■ Objective ■
How many lines of the entries below include the word "对应的数是"? Answer with the number alone.
►
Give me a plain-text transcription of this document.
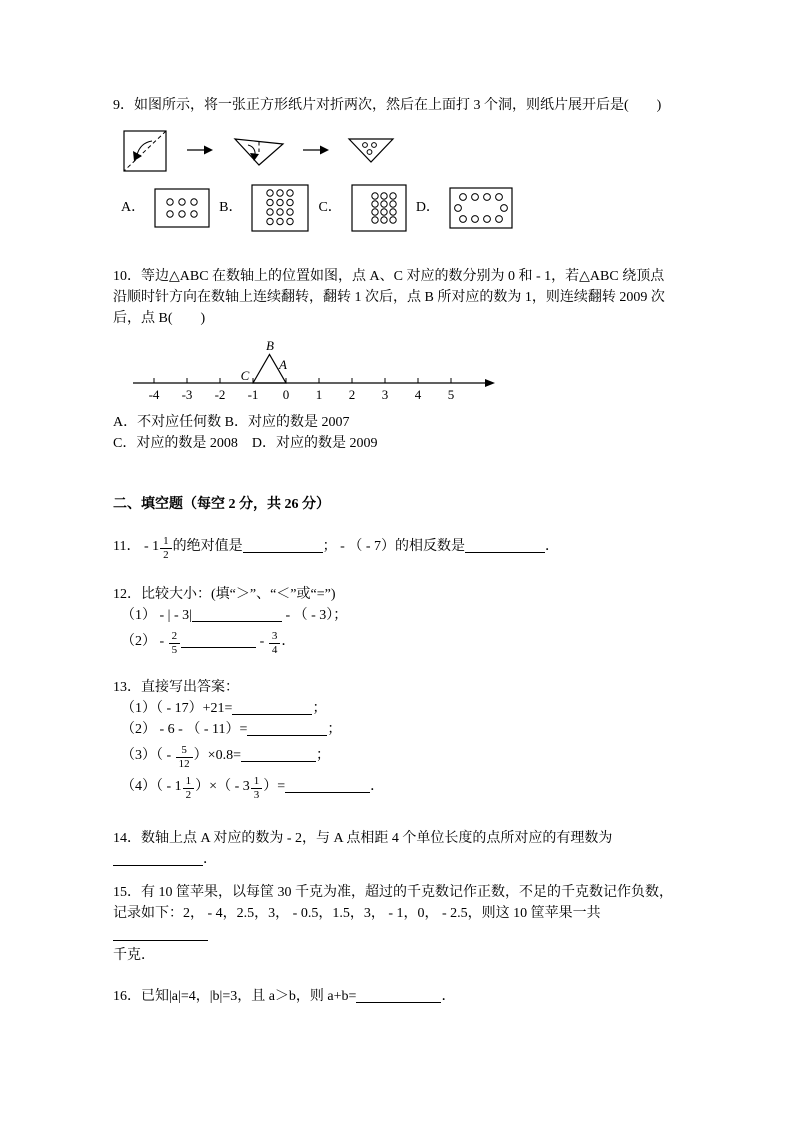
9．如图所示，将一张正方形纸片对折两次，然后在上面打 3 个洞，则纸片展开后是(　　)

A．	B．	C．	D．

10．等边△ABC 在数轴上的位置如图，点 A、C 对应的数分别为 0 和 - 1，若△ABC 绕顶点

沿顺时针方向在数轴上连续翻转，翻转 1 次后，点 B 所对应的数为 1，则连续翻转 2009 次

后，点 B(　　)

B
C
A
-4 -3 -2 -1 0 1 2 3 4 5

A．不对应任何数 B．对应的数是 2007

C．对应的数是 2008　D．对应的数是 2009

二、填空题（每空 2 分，共 26 分）

11． - $1 \frac{1}{2}$ 的绝对值是	； - （ - 7）的相反数是	．

12．比较大小：(填“＞”、“＜”或“=”)

（1） - | - 3|	- （ - 3）；

$(2) - \frac{2}{5}$	- $\frac{3}{4}$ ．

13．直接写出答案：

（1）（ - 17）+21=	；

（2） - 6 - （ - 11）=	；

$(3)( - \frac{5}{12} )\times 0.8=$	；

$(4)( - 1 \frac{1}{2}$ ）×（ - $3 \frac{1}{3}$ ）=	．

14．数轴上点 A 对应的数为 - 2，与 A 点相距 4 个单位长度的点所对应的有理数为

．

15．有 10 筐苹果，以每筐 30 千克为准，超过的千克数记作正数，不足的千克数记作负数，

记录如下：2， - 4，2.5，3， - 0.5，1.5，3， - 1，0， - 2.5，则这 10 筐苹果一共

千克．

16．已知|a|=4，|b|=3，且 a＞b，则 a+b=	．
◄
■ The completed task ■
2